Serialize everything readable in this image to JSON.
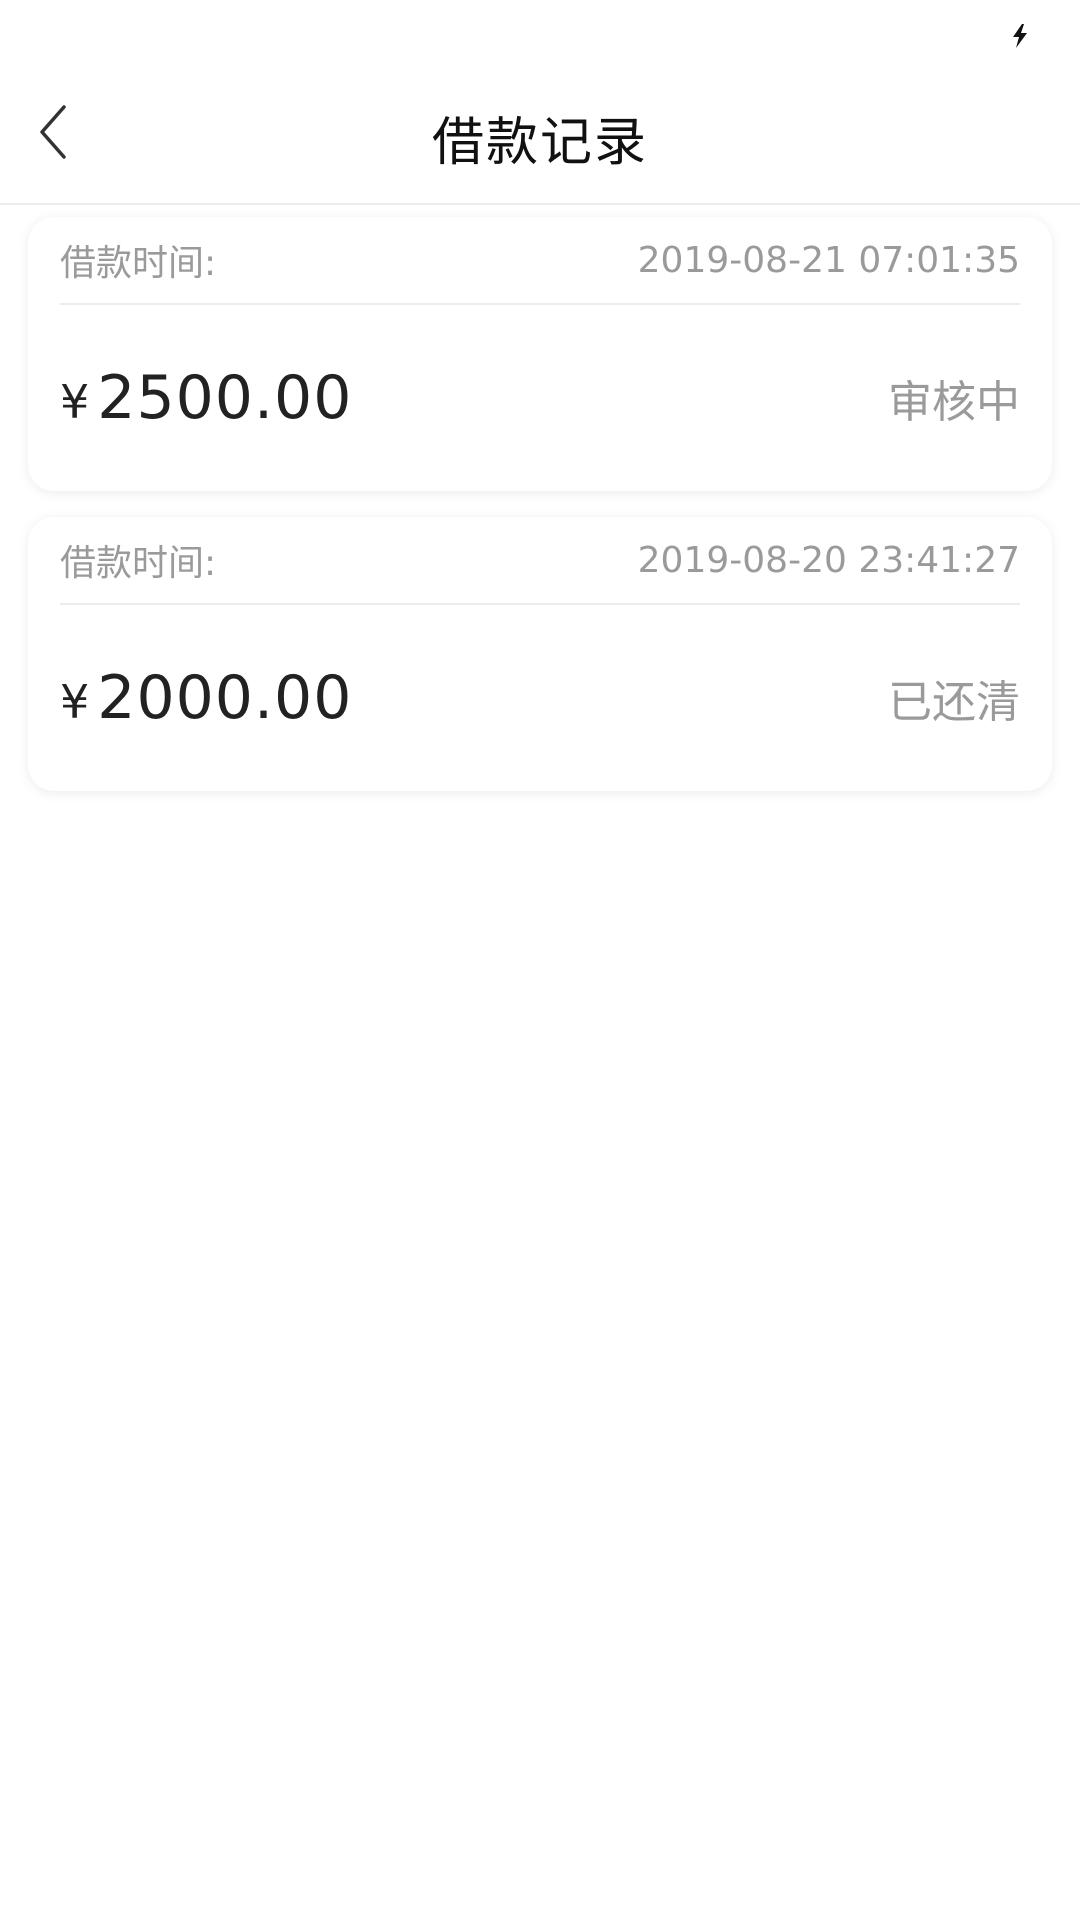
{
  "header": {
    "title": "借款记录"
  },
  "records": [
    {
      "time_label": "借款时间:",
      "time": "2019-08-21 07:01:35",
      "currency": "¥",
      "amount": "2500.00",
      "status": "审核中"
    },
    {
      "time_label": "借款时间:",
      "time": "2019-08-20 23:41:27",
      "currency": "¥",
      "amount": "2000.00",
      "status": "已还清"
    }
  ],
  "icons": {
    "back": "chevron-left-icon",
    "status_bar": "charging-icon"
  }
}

+ + + +

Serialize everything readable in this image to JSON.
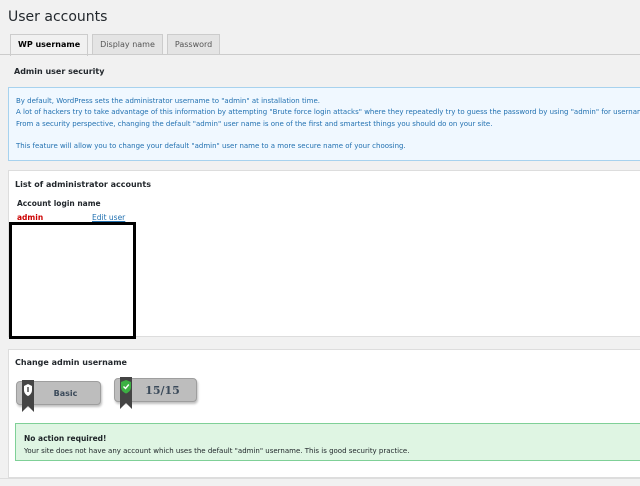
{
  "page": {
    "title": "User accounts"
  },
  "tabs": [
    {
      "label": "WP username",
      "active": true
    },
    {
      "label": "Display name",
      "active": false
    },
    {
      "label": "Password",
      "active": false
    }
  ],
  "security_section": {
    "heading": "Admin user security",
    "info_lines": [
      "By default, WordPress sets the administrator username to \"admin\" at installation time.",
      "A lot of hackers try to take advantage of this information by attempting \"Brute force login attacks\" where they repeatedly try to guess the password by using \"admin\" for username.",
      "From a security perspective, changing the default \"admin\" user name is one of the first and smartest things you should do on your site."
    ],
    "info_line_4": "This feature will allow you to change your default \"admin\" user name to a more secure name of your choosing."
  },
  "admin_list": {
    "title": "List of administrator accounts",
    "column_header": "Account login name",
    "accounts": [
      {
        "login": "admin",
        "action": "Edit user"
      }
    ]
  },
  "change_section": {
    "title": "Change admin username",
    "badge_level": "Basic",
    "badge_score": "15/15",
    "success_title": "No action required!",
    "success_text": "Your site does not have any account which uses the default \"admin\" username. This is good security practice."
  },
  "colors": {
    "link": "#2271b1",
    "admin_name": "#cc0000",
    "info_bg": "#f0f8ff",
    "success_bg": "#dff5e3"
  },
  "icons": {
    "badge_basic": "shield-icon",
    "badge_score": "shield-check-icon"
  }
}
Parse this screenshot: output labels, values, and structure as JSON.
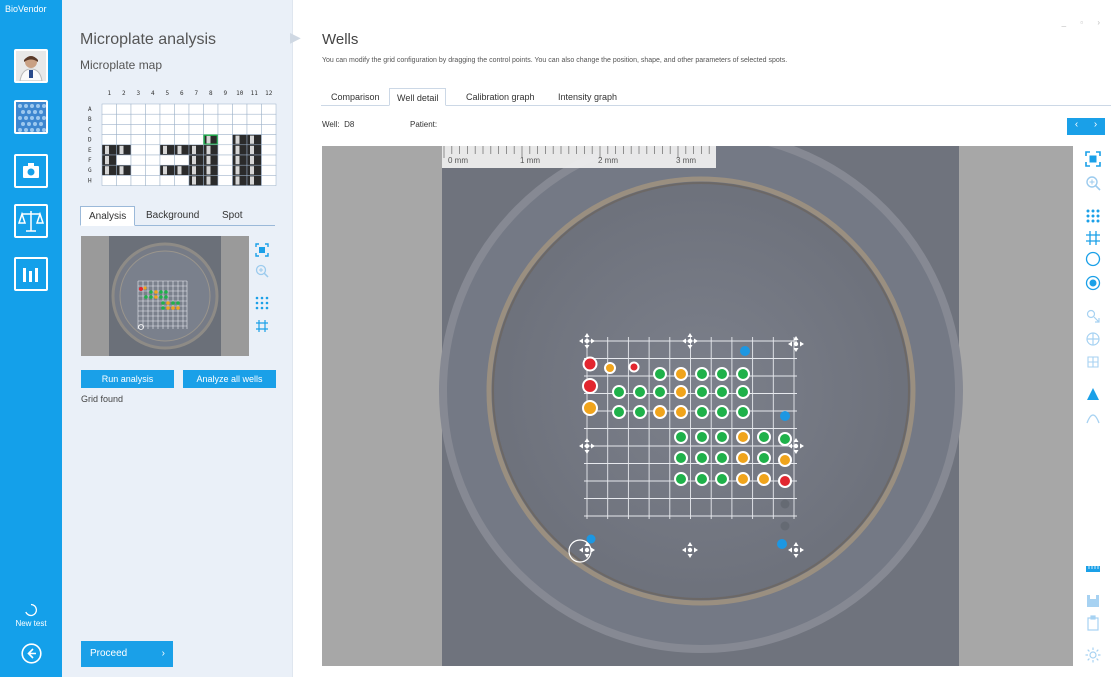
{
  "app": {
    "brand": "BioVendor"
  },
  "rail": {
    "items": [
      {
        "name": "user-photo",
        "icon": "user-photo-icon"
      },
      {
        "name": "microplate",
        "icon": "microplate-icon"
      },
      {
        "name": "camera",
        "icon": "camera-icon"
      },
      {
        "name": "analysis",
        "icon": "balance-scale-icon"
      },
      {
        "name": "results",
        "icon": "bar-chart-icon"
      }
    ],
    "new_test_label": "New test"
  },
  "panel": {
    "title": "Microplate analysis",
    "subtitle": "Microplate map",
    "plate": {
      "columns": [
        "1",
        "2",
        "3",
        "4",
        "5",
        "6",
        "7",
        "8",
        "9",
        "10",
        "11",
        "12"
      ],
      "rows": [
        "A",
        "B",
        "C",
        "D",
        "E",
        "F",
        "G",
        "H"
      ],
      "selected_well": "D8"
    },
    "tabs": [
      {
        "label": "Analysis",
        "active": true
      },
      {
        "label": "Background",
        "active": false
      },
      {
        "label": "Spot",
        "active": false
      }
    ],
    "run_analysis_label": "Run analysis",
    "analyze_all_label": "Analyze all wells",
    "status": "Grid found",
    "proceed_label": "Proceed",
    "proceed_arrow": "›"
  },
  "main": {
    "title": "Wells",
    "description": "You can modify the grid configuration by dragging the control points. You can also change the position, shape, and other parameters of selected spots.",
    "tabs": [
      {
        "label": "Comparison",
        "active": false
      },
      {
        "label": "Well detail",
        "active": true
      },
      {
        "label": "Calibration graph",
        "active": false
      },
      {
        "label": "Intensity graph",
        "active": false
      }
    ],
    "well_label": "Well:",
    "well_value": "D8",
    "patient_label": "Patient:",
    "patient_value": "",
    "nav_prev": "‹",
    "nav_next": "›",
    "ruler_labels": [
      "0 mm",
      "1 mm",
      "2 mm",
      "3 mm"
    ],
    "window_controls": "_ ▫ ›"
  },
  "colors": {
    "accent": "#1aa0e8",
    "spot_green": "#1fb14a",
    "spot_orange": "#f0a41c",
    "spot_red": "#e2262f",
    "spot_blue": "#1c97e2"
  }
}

+ + + +

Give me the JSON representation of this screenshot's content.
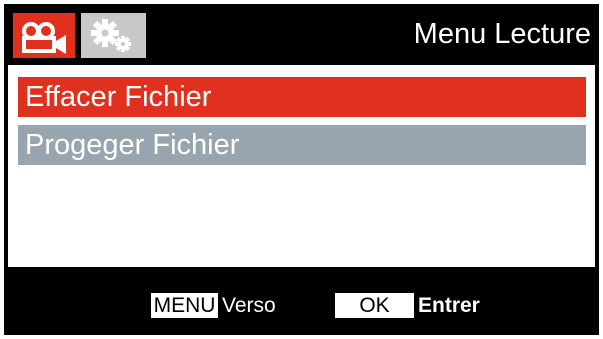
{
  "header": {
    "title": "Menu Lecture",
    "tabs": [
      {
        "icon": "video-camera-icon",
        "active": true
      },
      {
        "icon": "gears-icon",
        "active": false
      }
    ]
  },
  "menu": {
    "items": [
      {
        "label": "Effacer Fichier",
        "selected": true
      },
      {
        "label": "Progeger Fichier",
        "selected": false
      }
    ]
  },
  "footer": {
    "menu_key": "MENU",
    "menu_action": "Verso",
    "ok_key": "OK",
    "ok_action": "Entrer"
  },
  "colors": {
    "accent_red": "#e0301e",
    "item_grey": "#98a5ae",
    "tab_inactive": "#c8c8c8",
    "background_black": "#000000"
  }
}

+ + + +

■ **Work to be completed**
Note each line of the entries that has "Fichier" in it, and copy those lines.

■ **Solution to this problem**
        "label": "Effacer Fichier",
        "label": "Progeger Fichier",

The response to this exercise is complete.